What is being asked. Pull out every line of the listing below where "threshold" appears.

Dataset entries.
-- begin --
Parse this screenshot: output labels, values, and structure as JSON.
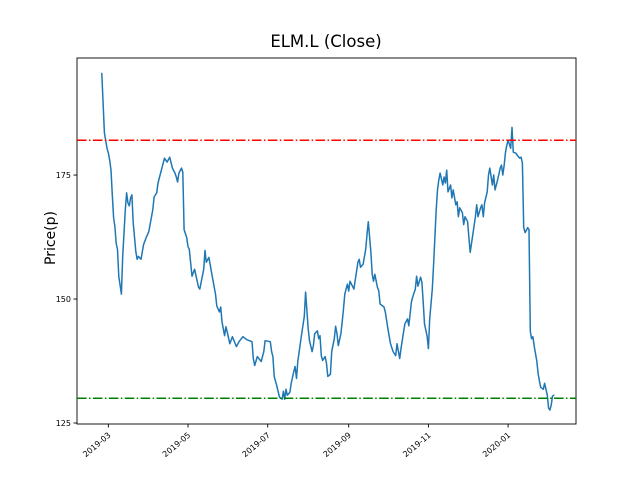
{
  "chart_data": {
    "type": "line",
    "title": "ELM.L (Close)",
    "xlabel": "",
    "ylabel": "Price(p)",
    "grid": false,
    "legend_position": "none",
    "line_color": "#1f77b4",
    "xlim": [
      "2019-02-05",
      "2020-02-22"
    ],
    "ylim": [
      124.8,
      198.6
    ],
    "yticks": [
      125,
      150,
      175
    ],
    "xticks": [
      {
        "date": "2019-03-01",
        "label": "2019-03"
      },
      {
        "date": "2019-05-01",
        "label": "2019-05"
      },
      {
        "date": "2019-07-01",
        "label": "2019-07"
      },
      {
        "date": "2019-09-01",
        "label": "2019-09"
      },
      {
        "date": "2019-11-01",
        "label": "2019-11"
      },
      {
        "date": "2020-01-01",
        "label": "2020-01"
      }
    ],
    "hlines": [
      {
        "name": "upper-threshold",
        "value": 182,
        "color": "#ff0000",
        "style": "dashdot"
      },
      {
        "name": "lower-threshold",
        "value": 130,
        "color": "#008000",
        "style": "dashdot"
      }
    ],
    "series_name": "Close",
    "series": [
      [
        "2019-02-24",
        195.5
      ],
      [
        "2019-02-25",
        189.5
      ],
      [
        "2019-02-26",
        183.5
      ],
      [
        "2019-02-28",
        180.4
      ],
      [
        "2019-03-01",
        179.4
      ],
      [
        "2019-03-02",
        178.0
      ],
      [
        "2019-03-03",
        176.0
      ],
      [
        "2019-03-04",
        171.0
      ],
      [
        "2019-03-05",
        166.4
      ],
      [
        "2019-03-06",
        164.6
      ],
      [
        "2019-03-07",
        161.2
      ],
      [
        "2019-03-08",
        160.0
      ],
      [
        "2019-03-09",
        154.5
      ],
      [
        "2019-03-10",
        152.8
      ],
      [
        "2019-03-11",
        151.0
      ],
      [
        "2019-03-12",
        158.6
      ],
      [
        "2019-03-14",
        168.0
      ],
      [
        "2019-03-15",
        171.4
      ],
      [
        "2019-03-16",
        169.4
      ],
      [
        "2019-03-17",
        168.8
      ],
      [
        "2019-03-18",
        170.4
      ],
      [
        "2019-03-19",
        171.0
      ],
      [
        "2019-03-20",
        165.4
      ],
      [
        "2019-03-22",
        159.6
      ],
      [
        "2019-03-23",
        158.0
      ],
      [
        "2019-03-24",
        158.6
      ],
      [
        "2019-03-26",
        158.0
      ],
      [
        "2019-03-28",
        161.0
      ],
      [
        "2019-03-30",
        162.4
      ],
      [
        "2019-03-31",
        163.0
      ],
      [
        "2019-04-01",
        163.6
      ],
      [
        "2019-04-04",
        168.0
      ],
      [
        "2019-04-05",
        170.6
      ],
      [
        "2019-04-07",
        171.4
      ],
      [
        "2019-04-08",
        173.4
      ],
      [
        "2019-04-09",
        174.4
      ],
      [
        "2019-04-11",
        176.4
      ],
      [
        "2019-04-13",
        178.4
      ],
      [
        "2019-04-15",
        177.6
      ],
      [
        "2019-04-17",
        178.6
      ],
      [
        "2019-04-19",
        176.4
      ],
      [
        "2019-04-21",
        175.4
      ],
      [
        "2019-04-22",
        174.6
      ],
      [
        "2019-04-23",
        173.6
      ],
      [
        "2019-04-24",
        175.4
      ],
      [
        "2019-04-26",
        176.4
      ],
      [
        "2019-04-27",
        175.6
      ],
      [
        "2019-04-28",
        164.0
      ],
      [
        "2019-04-30",
        162.4
      ],
      [
        "2019-05-01",
        160.6
      ],
      [
        "2019-05-02",
        160.0
      ],
      [
        "2019-05-04",
        154.6
      ],
      [
        "2019-05-06",
        156.0
      ],
      [
        "2019-05-09",
        152.4
      ],
      [
        "2019-05-10",
        152.0
      ],
      [
        "2019-05-13",
        156.0
      ],
      [
        "2019-05-14",
        159.8
      ],
      [
        "2019-05-15",
        157.4
      ],
      [
        "2019-05-17",
        158.4
      ],
      [
        "2019-05-19",
        155.4
      ],
      [
        "2019-05-22",
        151.0
      ],
      [
        "2019-05-23",
        148.6
      ],
      [
        "2019-05-25",
        147.4
      ],
      [
        "2019-05-26",
        148.4
      ],
      [
        "2019-05-27",
        145.4
      ],
      [
        "2019-05-29",
        142.6
      ],
      [
        "2019-05-30",
        144.4
      ],
      [
        "2019-05-31",
        143.4
      ],
      [
        "2019-06-02",
        141.0
      ],
      [
        "2019-06-04",
        142.4
      ],
      [
        "2019-06-07",
        140.4
      ],
      [
        "2019-06-09",
        141.4
      ],
      [
        "2019-06-12",
        142.4
      ],
      [
        "2019-06-15",
        141.8
      ],
      [
        "2019-06-17",
        141.6
      ],
      [
        "2019-06-19",
        141.4
      ],
      [
        "2019-06-20",
        138.0
      ],
      [
        "2019-06-21",
        136.6
      ],
      [
        "2019-06-23",
        138.4
      ],
      [
        "2019-06-26",
        137.4
      ],
      [
        "2019-06-28",
        139.4
      ],
      [
        "2019-06-29",
        141.6
      ],
      [
        "2019-07-03",
        141.4
      ],
      [
        "2019-07-04",
        139.4
      ],
      [
        "2019-07-05",
        138.4
      ],
      [
        "2019-07-06",
        134.4
      ],
      [
        "2019-07-08",
        132.4
      ],
      [
        "2019-07-10",
        130.2
      ],
      [
        "2019-07-12",
        129.8
      ],
      [
        "2019-07-13",
        131.4
      ],
      [
        "2019-07-14",
        129.8
      ],
      [
        "2019-07-15",
        131.8
      ],
      [
        "2019-07-16",
        130.6
      ],
      [
        "2019-07-18",
        131.2
      ],
      [
        "2019-07-19",
        133.0
      ],
      [
        "2019-07-21",
        135.4
      ],
      [
        "2019-07-22",
        136.4
      ],
      [
        "2019-07-23",
        134.0
      ],
      [
        "2019-07-24",
        137.4
      ],
      [
        "2019-07-27",
        143.0
      ],
      [
        "2019-07-29",
        146.5
      ],
      [
        "2019-07-30",
        151.4
      ],
      [
        "2019-08-01",
        144.0
      ],
      [
        "2019-08-02",
        141.6
      ],
      [
        "2019-08-04",
        139.4
      ],
      [
        "2019-08-05",
        140.6
      ],
      [
        "2019-08-06",
        143.0
      ],
      [
        "2019-08-08",
        143.6
      ],
      [
        "2019-08-09",
        142.0
      ],
      [
        "2019-08-10",
        142.6
      ],
      [
        "2019-08-11",
        138.6
      ],
      [
        "2019-08-12",
        137.6
      ],
      [
        "2019-08-14",
        138.4
      ],
      [
        "2019-08-15",
        137.0
      ],
      [
        "2019-08-16",
        134.4
      ],
      [
        "2019-08-18",
        134.8
      ],
      [
        "2019-08-19",
        139.4
      ],
      [
        "2019-08-21",
        142.0
      ],
      [
        "2019-08-22",
        144.5
      ],
      [
        "2019-08-23",
        143.0
      ],
      [
        "2019-08-24",
        140.6
      ],
      [
        "2019-08-26",
        143.0
      ],
      [
        "2019-08-27",
        145.4
      ],
      [
        "2019-08-28",
        148.0
      ],
      [
        "2019-08-29",
        151.0
      ],
      [
        "2019-08-31",
        153.0
      ],
      [
        "2019-09-01",
        151.6
      ],
      [
        "2019-09-02",
        153.6
      ],
      [
        "2019-09-05",
        152.0
      ],
      [
        "2019-09-08",
        157.4
      ],
      [
        "2019-09-09",
        158.0
      ],
      [
        "2019-09-10",
        156.4
      ],
      [
        "2019-09-12",
        157.0
      ],
      [
        "2019-09-14",
        160.0
      ],
      [
        "2019-09-15",
        163.0
      ],
      [
        "2019-09-16",
        165.6
      ],
      [
        "2019-09-18",
        159.4
      ],
      [
        "2019-09-19",
        155.0
      ],
      [
        "2019-09-20",
        153.6
      ],
      [
        "2019-09-21",
        155.0
      ],
      [
        "2019-09-23",
        152.4
      ],
      [
        "2019-09-24",
        151.6
      ],
      [
        "2019-09-25",
        149.0
      ],
      [
        "2019-09-27",
        148.6
      ],
      [
        "2019-09-28",
        148.4
      ],
      [
        "2019-09-29",
        147.4
      ],
      [
        "2019-10-01",
        144.0
      ],
      [
        "2019-10-03",
        141.0
      ],
      [
        "2019-10-05",
        139.4
      ],
      [
        "2019-10-07",
        138.6
      ],
      [
        "2019-10-08",
        141.0
      ],
      [
        "2019-10-10",
        138.0
      ],
      [
        "2019-10-11",
        140.0
      ],
      [
        "2019-10-13",
        143.4
      ],
      [
        "2019-10-14",
        145.0
      ],
      [
        "2019-10-16",
        146.0
      ],
      [
        "2019-10-17",
        144.6
      ],
      [
        "2019-10-18",
        147.0
      ],
      [
        "2019-10-19",
        149.4
      ],
      [
        "2019-10-20",
        150.4
      ],
      [
        "2019-10-22",
        152.0
      ],
      [
        "2019-10-23",
        154.6
      ],
      [
        "2019-10-24",
        152.6
      ],
      [
        "2019-10-26",
        154.4
      ],
      [
        "2019-10-27",
        153.4
      ],
      [
        "2019-10-28",
        149.4
      ],
      [
        "2019-10-29",
        145.0
      ],
      [
        "2019-10-31",
        142.5
      ],
      [
        "2019-11-01",
        140.0
      ],
      [
        "2019-11-02",
        146.0
      ],
      [
        "2019-11-04",
        152.0
      ],
      [
        "2019-11-05",
        157.0
      ],
      [
        "2019-11-06",
        162.5
      ],
      [
        "2019-11-07",
        168.0
      ],
      [
        "2019-11-08",
        172.0
      ],
      [
        "2019-11-09",
        174.0
      ],
      [
        "2019-11-10",
        175.4
      ],
      [
        "2019-11-12",
        173.0
      ],
      [
        "2019-11-13",
        174.6
      ],
      [
        "2019-11-14",
        173.4
      ],
      [
        "2019-11-15",
        176.0
      ],
      [
        "2019-11-16",
        171.6
      ],
      [
        "2019-11-18",
        173.0
      ],
      [
        "2019-11-19",
        170.4
      ],
      [
        "2019-11-20",
        172.0
      ],
      [
        "2019-11-22",
        169.0
      ],
      [
        "2019-11-23",
        169.6
      ],
      [
        "2019-11-24",
        166.6
      ],
      [
        "2019-11-25",
        168.4
      ],
      [
        "2019-11-27",
        167.4
      ],
      [
        "2019-11-28",
        165.0
      ],
      [
        "2019-11-29",
        166.6
      ],
      [
        "2019-12-01",
        165.6
      ],
      [
        "2019-12-02",
        162.4
      ],
      [
        "2019-12-03",
        159.4
      ],
      [
        "2019-12-05",
        163.0
      ],
      [
        "2019-12-07",
        166.6
      ],
      [
        "2019-12-08",
        169.0
      ],
      [
        "2019-12-09",
        166.6
      ],
      [
        "2019-12-11",
        168.4
      ],
      [
        "2019-12-12",
        169.0
      ],
      [
        "2019-12-13",
        166.6
      ],
      [
        "2019-12-14",
        169.4
      ],
      [
        "2019-12-16",
        171.6
      ],
      [
        "2019-12-17",
        175.0
      ],
      [
        "2019-12-18",
        176.4
      ],
      [
        "2019-12-20",
        173.0
      ],
      [
        "2019-12-21",
        175.0
      ],
      [
        "2019-12-22",
        172.0
      ],
      [
        "2019-12-24",
        174.0
      ],
      [
        "2019-12-26",
        176.4
      ],
      [
        "2019-12-27",
        177.0
      ],
      [
        "2019-12-28",
        175.0
      ],
      [
        "2019-12-29",
        177.0
      ],
      [
        "2019-12-30",
        179.6
      ],
      [
        "2019-12-31",
        181.0
      ],
      [
        "2020-01-01",
        182.0
      ],
      [
        "2020-01-03",
        180.4
      ],
      [
        "2020-01-04",
        184.6
      ],
      [
        "2020-01-05",
        179.6
      ],
      [
        "2020-01-07",
        179.4
      ],
      [
        "2020-01-08",
        179.0
      ],
      [
        "2020-01-10",
        178.4
      ],
      [
        "2020-01-11",
        178.6
      ],
      [
        "2020-01-12",
        177.4
      ],
      [
        "2020-01-13",
        164.4
      ],
      [
        "2020-01-14",
        163.4
      ],
      [
        "2020-01-16",
        164.4
      ],
      [
        "2020-01-17",
        164.0
      ],
      [
        "2020-01-18",
        143.5
      ],
      [
        "2020-01-19",
        142.0
      ],
      [
        "2020-01-20",
        142.4
      ],
      [
        "2020-01-21",
        140.5
      ],
      [
        "2020-01-23",
        137.5
      ],
      [
        "2020-01-24",
        135.0
      ],
      [
        "2020-01-25",
        133.5
      ],
      [
        "2020-01-26",
        132.2
      ],
      [
        "2020-01-28",
        131.8
      ],
      [
        "2020-01-29",
        133.0
      ],
      [
        "2020-01-31",
        130.6
      ],
      [
        "2020-02-01",
        128.0
      ],
      [
        "2020-02-02",
        127.6
      ],
      [
        "2020-02-03",
        128.6
      ],
      [
        "2020-02-04",
        130.4
      ],
      [
        "2020-02-05",
        130.6
      ]
    ]
  }
}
-- end --
Written answer.
        "name": "upper-threshold",
        "name": "lower-threshold",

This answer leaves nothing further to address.